TASK STATEMENT:
Every line that contains the word "object" should be copied out.

Stored entries:
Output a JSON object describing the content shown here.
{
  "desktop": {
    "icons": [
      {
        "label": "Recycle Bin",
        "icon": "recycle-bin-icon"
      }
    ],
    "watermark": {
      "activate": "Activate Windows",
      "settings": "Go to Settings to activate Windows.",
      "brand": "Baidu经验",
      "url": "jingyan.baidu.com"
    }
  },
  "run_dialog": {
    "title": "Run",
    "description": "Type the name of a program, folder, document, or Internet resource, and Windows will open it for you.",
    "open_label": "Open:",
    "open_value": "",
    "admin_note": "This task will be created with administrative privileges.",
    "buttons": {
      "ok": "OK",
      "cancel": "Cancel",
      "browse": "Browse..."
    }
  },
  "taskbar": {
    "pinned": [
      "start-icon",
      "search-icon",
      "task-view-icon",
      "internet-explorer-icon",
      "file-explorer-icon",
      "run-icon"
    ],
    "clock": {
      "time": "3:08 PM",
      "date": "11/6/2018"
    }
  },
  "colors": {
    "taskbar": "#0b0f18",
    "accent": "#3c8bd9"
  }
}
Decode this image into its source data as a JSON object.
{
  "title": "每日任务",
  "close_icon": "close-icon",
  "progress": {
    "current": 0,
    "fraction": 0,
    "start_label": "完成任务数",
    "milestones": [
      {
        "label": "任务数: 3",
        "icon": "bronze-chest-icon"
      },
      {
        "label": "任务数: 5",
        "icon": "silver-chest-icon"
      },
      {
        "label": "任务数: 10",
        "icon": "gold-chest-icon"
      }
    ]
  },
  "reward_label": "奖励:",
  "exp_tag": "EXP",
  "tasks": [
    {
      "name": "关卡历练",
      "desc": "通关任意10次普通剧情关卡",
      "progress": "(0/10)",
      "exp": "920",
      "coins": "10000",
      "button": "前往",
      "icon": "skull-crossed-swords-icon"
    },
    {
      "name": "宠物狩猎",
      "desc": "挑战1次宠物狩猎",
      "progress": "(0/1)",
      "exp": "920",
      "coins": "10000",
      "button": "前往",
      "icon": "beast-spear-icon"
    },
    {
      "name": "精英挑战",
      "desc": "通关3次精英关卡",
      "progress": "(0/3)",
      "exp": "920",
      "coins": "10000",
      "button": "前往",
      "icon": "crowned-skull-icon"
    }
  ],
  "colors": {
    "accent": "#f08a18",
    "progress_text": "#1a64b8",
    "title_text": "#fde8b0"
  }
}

EXERCISE OUTPUT:
Output a JSON object describing the content shown here.
Decode this image into its source data as a JSON object.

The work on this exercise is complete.